● Work instructions
Can the data below be echoed back word for word?

● Extracted records

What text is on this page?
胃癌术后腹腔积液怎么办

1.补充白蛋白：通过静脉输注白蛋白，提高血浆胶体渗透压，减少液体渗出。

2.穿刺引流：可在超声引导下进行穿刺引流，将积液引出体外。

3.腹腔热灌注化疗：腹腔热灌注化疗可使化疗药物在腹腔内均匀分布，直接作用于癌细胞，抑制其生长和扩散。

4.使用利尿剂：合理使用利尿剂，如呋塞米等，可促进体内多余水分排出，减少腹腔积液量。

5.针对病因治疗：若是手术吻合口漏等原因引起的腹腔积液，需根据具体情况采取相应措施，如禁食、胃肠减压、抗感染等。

● Reply
What text is on this page?
胃癌术后腹腔积液怎么办

1.补充白蛋白：通过静脉输注白蛋白，提高血浆胶体渗透压，减少液体渗出。

2.穿刺引流：可在超声引导下进行穿刺引流，将积液引出体外。

3.腹腔热灌注化疗：腹腔热灌注化疗可使化疗药物在腹腔内均匀分布，直接作用于癌细胞，抑制其生长和扩散。

4.使用利尿剂：合理使用利尿剂，如呋塞米等，可促进体内多余水分排出，减少腹腔积液量。

5.针对病因治疗：若是手术吻合口漏等原因引起的腹腔积液，需根据具体情况采取相应措施，如禁食、胃肠减压、抗感染等。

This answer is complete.